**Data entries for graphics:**

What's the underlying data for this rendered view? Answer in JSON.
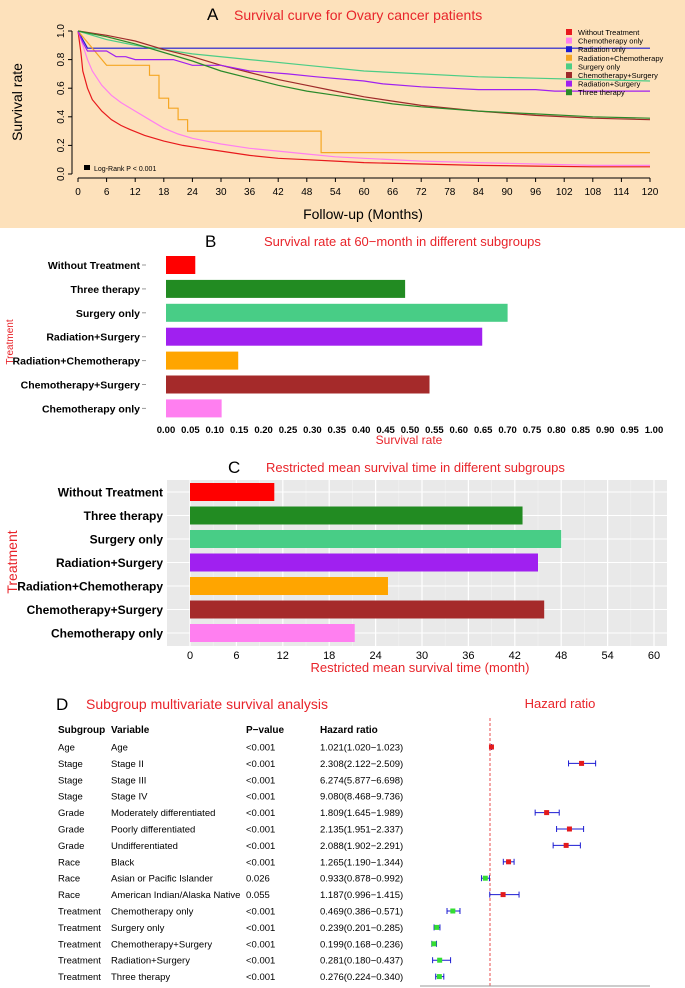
{
  "colors": {
    "panelA_bg": "#fde1bb",
    "panelC_bg": "#e9e9e9",
    "title_red": "#e8242a",
    "forest_ref": "#e84c4c"
  },
  "chart_data": [
    {
      "id": "A",
      "type": "line",
      "panel_letter": "A",
      "title": "Survival curve for Ovary cancer patients",
      "xlabel": "Follow-up (Months)",
      "ylabel": "Survival rate",
      "xlim": [
        0,
        120
      ],
      "ylim": [
        0,
        1
      ],
      "x_ticks": [
        0,
        6,
        12,
        18,
        24,
        30,
        36,
        42,
        48,
        54,
        60,
        66,
        72,
        78,
        84,
        90,
        96,
        102,
        108,
        114,
        120
      ],
      "y_ticks": [
        "0.0",
        "0.2",
        "0.4",
        "0.6",
        "0.8",
        "1.0"
      ],
      "annotation": "Log-Rank P < 0.001",
      "legend_position": "top-right",
      "series": [
        {
          "name": "Without Treatment",
          "color": "#e8191c",
          "points": [
            [
              0,
              1
            ],
            [
              0.6,
              0.85
            ],
            [
              1,
              0.72
            ],
            [
              2,
              0.6
            ],
            [
              3,
              0.52
            ],
            [
              5,
              0.44
            ],
            [
              7,
              0.38
            ],
            [
              9,
              0.34
            ],
            [
              11,
              0.31
            ],
            [
              14,
              0.27
            ],
            [
              18,
              0.23
            ],
            [
              22,
              0.2
            ],
            [
              26,
              0.18
            ],
            [
              30,
              0.16
            ],
            [
              36,
              0.13
            ],
            [
              42,
              0.11
            ],
            [
              48,
              0.1
            ],
            [
              54,
              0.09
            ],
            [
              60,
              0.08
            ],
            [
              72,
              0.07
            ],
            [
              84,
              0.06
            ],
            [
              96,
              0.055
            ],
            [
              108,
              0.05
            ],
            [
              120,
              0.05
            ]
          ]
        },
        {
          "name": "Chemotherapy only",
          "color": "#ff7ff0",
          "points": [
            [
              0,
              1
            ],
            [
              1,
              0.9
            ],
            [
              2,
              0.8
            ],
            [
              3,
              0.72
            ],
            [
              5,
              0.62
            ],
            [
              7,
              0.55
            ],
            [
              9,
              0.5
            ],
            [
              12,
              0.44
            ],
            [
              15,
              0.38
            ],
            [
              18,
              0.32
            ],
            [
              21,
              0.28
            ],
            [
              24,
              0.25
            ],
            [
              30,
              0.21
            ],
            [
              36,
              0.18
            ],
            [
              42,
              0.16
            ],
            [
              48,
              0.14
            ],
            [
              54,
              0.12
            ],
            [
              60,
              0.11
            ],
            [
              72,
              0.09
            ],
            [
              84,
              0.08
            ],
            [
              96,
              0.07
            ],
            [
              108,
              0.06
            ],
            [
              120,
              0.06
            ]
          ]
        },
        {
          "name": "Radiation only",
          "color": "#1c1cd2",
          "points": [
            [
              0,
              1
            ],
            [
              2,
              0.88
            ],
            [
              120,
              0.88
            ]
          ]
        },
        {
          "name": "Radiation+Chemotherapy",
          "color": "#f5a623",
          "points": [
            [
              0,
              1
            ],
            [
              2,
              0.92
            ],
            [
              4,
              0.84
            ],
            [
              6,
              0.76
            ],
            [
              12,
              0.76
            ],
            [
              15,
              0.76
            ],
            [
              15,
              0.69
            ],
            [
              17,
              0.69
            ],
            [
              17,
              0.53
            ],
            [
              19,
              0.53
            ],
            [
              19,
              0.46
            ],
            [
              21,
              0.46
            ],
            [
              21,
              0.38
            ],
            [
              23,
              0.38
            ],
            [
              23,
              0.3
            ],
            [
              51,
              0.3
            ],
            [
              51,
              0.15
            ],
            [
              120,
              0.15
            ]
          ]
        },
        {
          "name": "Surgery only",
          "color": "#4ccd86",
          "points": [
            [
              0,
              1
            ],
            [
              6,
              0.94
            ],
            [
              12,
              0.9
            ],
            [
              24,
              0.84
            ],
            [
              36,
              0.8
            ],
            [
              48,
              0.76
            ],
            [
              60,
              0.72
            ],
            [
              72,
              0.7
            ],
            [
              84,
              0.68
            ],
            [
              96,
              0.67
            ],
            [
              108,
              0.66
            ],
            [
              120,
              0.65
            ]
          ]
        },
        {
          "name": "Chemotherapy+Surgery",
          "color": "#9e2a2a",
          "points": [
            [
              0,
              1
            ],
            [
              6,
              0.97
            ],
            [
              12,
              0.93
            ],
            [
              18,
              0.87
            ],
            [
              24,
              0.82
            ],
            [
              30,
              0.76
            ],
            [
              36,
              0.71
            ],
            [
              42,
              0.66
            ],
            [
              48,
              0.62
            ],
            [
              54,
              0.58
            ],
            [
              60,
              0.54
            ],
            [
              66,
              0.51
            ],
            [
              72,
              0.48
            ],
            [
              84,
              0.44
            ],
            [
              96,
              0.41
            ],
            [
              108,
              0.39
            ],
            [
              120,
              0.38
            ]
          ]
        },
        {
          "name": "Radiation+Surgery",
          "color": "#a020f0",
          "points": [
            [
              0,
              1
            ],
            [
              1,
              0.92
            ],
            [
              2,
              0.86
            ],
            [
              6,
              0.86
            ],
            [
              8,
              0.82
            ],
            [
              10,
              0.82
            ],
            [
              12,
              0.8
            ],
            [
              20,
              0.8
            ],
            [
              24,
              0.76
            ],
            [
              30,
              0.76
            ],
            [
              36,
              0.72
            ],
            [
              44,
              0.7
            ],
            [
              50,
              0.68
            ],
            [
              60,
              0.65
            ],
            [
              64,
              0.63
            ],
            [
              72,
              0.61
            ],
            [
              78,
              0.6
            ],
            [
              84,
              0.59
            ],
            [
              96,
              0.59
            ],
            [
              100,
              0.58
            ],
            [
              120,
              0.58
            ]
          ]
        },
        {
          "name": "Three therapy",
          "color": "#2a8a2a",
          "points": [
            [
              0,
              1
            ],
            [
              6,
              0.96
            ],
            [
              12,
              0.91
            ],
            [
              18,
              0.85
            ],
            [
              24,
              0.79
            ],
            [
              30,
              0.72
            ],
            [
              36,
              0.67
            ],
            [
              42,
              0.62
            ],
            [
              48,
              0.58
            ],
            [
              54,
              0.55
            ],
            [
              60,
              0.52
            ],
            [
              66,
              0.49
            ],
            [
              72,
              0.47
            ],
            [
              84,
              0.44
            ],
            [
              96,
              0.42
            ],
            [
              108,
              0.4
            ],
            [
              120,
              0.39
            ]
          ]
        }
      ]
    },
    {
      "id": "B",
      "type": "bar",
      "orientation": "horizontal",
      "panel_letter": "B",
      "title": "Survival rate at 60−month in different subgroups",
      "xlabel": "Survival rate",
      "ylabel": "Treatment",
      "xlim": [
        0,
        1
      ],
      "x_ticks": [
        "0.00",
        "0.05",
        "0.10",
        "0.15",
        "0.20",
        "0.25",
        "0.30",
        "0.35",
        "0.40",
        "0.45",
        "0.50",
        "0.55",
        "0.60",
        "0.65",
        "0.70",
        "0.75",
        "0.80",
        "0.85",
        "0.90",
        "0.95",
        "1.00"
      ],
      "categories": [
        "Without Treatment",
        "Three therapy",
        "Surgery only",
        "Radiation+Surgery",
        "Radiation+Chemotherapy",
        "Chemotherapy+Surgery",
        "Chemotherapy only"
      ],
      "values": [
        0.06,
        0.49,
        0.7,
        0.648,
        0.148,
        0.54,
        0.114
      ],
      "colors": [
        "#ff0000",
        "#228b22",
        "#48cd86",
        "#a020f0",
        "#ffa500",
        "#a52a2a",
        "#ff7ff0"
      ]
    },
    {
      "id": "C",
      "type": "bar",
      "orientation": "horizontal",
      "panel_letter": "C",
      "title": "Restricted mean survival time in different subgroups",
      "xlabel": "Restricted mean survival time (month)",
      "ylabel": "Treatment",
      "xlim": [
        0,
        60
      ],
      "x_ticks": [
        "0",
        "6",
        "12",
        "18",
        "24",
        "30",
        "36",
        "42",
        "48",
        "54",
        "60"
      ],
      "categories": [
        "Without Treatment",
        "Three therapy",
        "Surgery only",
        "Radiation+Surgery",
        "Radiation+Chemotherapy",
        "Chemotherapy+Surgery",
        "Chemotherapy only"
      ],
      "values": [
        10.9,
        43.0,
        48.0,
        45.0,
        25.6,
        45.8,
        21.3
      ],
      "colors": [
        "#ff0000",
        "#228b22",
        "#48cd86",
        "#a020f0",
        "#ffa500",
        "#a52a2a",
        "#ff7ff0"
      ],
      "grid": true
    },
    {
      "id": "D",
      "type": "table",
      "panel_letter": "D",
      "title": "Subgroup multivariate survival analysis",
      "forest_title": "Hazard ratio",
      "headers": [
        "Subgroup",
        "Variable",
        "P−value",
        "Hazard ratio"
      ],
      "reference_value": 1,
      "rows": [
        {
          "subgroup": "Age",
          "variable": "Age",
          "p": "<0.001",
          "hr_text": "1.021(1.020−1.023)",
          "hr": 1.021,
          "lo": 1.02,
          "hi": 1.023
        },
        {
          "subgroup": "Stage",
          "variable": "Stage II",
          "p": "<0.001",
          "hr_text": "2.308(2.122−2.509)",
          "hr": 2.308,
          "lo": 2.122,
          "hi": 2.509
        },
        {
          "subgroup": "Stage",
          "variable": "Stage III",
          "p": "<0.001",
          "hr_text": "6.274(5.877−6.698)",
          "hr": 6.274,
          "lo": 5.877,
          "hi": 6.698
        },
        {
          "subgroup": "Stage",
          "variable": "Stage IV",
          "p": "<0.001",
          "hr_text": "9.080(8.468−9.736)",
          "hr": 9.08,
          "lo": 8.468,
          "hi": 9.736
        },
        {
          "subgroup": "Grade",
          "variable": "Moderately differentiated",
          "p": "<0.001",
          "hr_text": "1.809(1.645−1.989)",
          "hr": 1.809,
          "lo": 1.645,
          "hi": 1.989
        },
        {
          "subgroup": "Grade",
          "variable": "Poorly differentiated",
          "p": "<0.001",
          "hr_text": "2.135(1.951−2.337)",
          "hr": 2.135,
          "lo": 1.951,
          "hi": 2.337
        },
        {
          "subgroup": "Grade",
          "variable": "Undifferentiated",
          "p": "<0.001",
          "hr_text": "2.088(1.902−2.291)",
          "hr": 2.088,
          "lo": 1.902,
          "hi": 2.291
        },
        {
          "subgroup": "Race",
          "variable": "Black",
          "p": "<0.001",
          "hr_text": "1.265(1.190−1.344)",
          "hr": 1.265,
          "lo": 1.19,
          "hi": 1.344
        },
        {
          "subgroup": "Race",
          "variable": "Asian or Pacific Islander",
          "p": "0.026",
          "hr_text": "0.933(0.878−0.992)",
          "hr": 0.933,
          "lo": 0.878,
          "hi": 0.992
        },
        {
          "subgroup": "Race",
          "variable": "American Indian/Alaska Native",
          "p": "0.055",
          "hr_text": "1.187(0.996−1.415)",
          "hr": 1.187,
          "lo": 0.996,
          "hi": 1.415
        },
        {
          "subgroup": "Treatment",
          "variable": "Chemotherapy only",
          "p": "<0.001",
          "hr_text": "0.469(0.386−0.571)",
          "hr": 0.469,
          "lo": 0.386,
          "hi": 0.571
        },
        {
          "subgroup": "Treatment",
          "variable": "Surgery only",
          "p": "<0.001",
          "hr_text": "0.239(0.201−0.285)",
          "hr": 0.239,
          "lo": 0.201,
          "hi": 0.285
        },
        {
          "subgroup": "Treatment",
          "variable": "Chemotherapy+Surgery",
          "p": "<0.001",
          "hr_text": "0.199(0.168−0.236)",
          "hr": 0.199,
          "lo": 0.168,
          "hi": 0.236
        },
        {
          "subgroup": "Treatment",
          "variable": "Radiation+Surgery",
          "p": "<0.001",
          "hr_text": "0.281(0.180−0.437)",
          "hr": 0.281,
          "lo": 0.18,
          "hi": 0.437
        },
        {
          "subgroup": "Treatment",
          "variable": "Three therapy",
          "p": "<0.001",
          "hr_text": "0.276(0.224−0.340)",
          "hr": 0.276,
          "lo": 0.224,
          "hi": 0.34
        }
      ]
    }
  ]
}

**Exercise brief:** Find the word "Radiation" in the data and copy out each line where it turns up.

**Task response:**
          "name": "Radiation only",
          "name": "Radiation+Chemotherapy",
          "name": "Radiation+Surgery",
        "Radiation+Surgery",
        "Radiation+Chemotherapy",
        "Radiation+Surgery",
        "Radiation+Chemotherapy",
          "variable": "Radiation+Surgery",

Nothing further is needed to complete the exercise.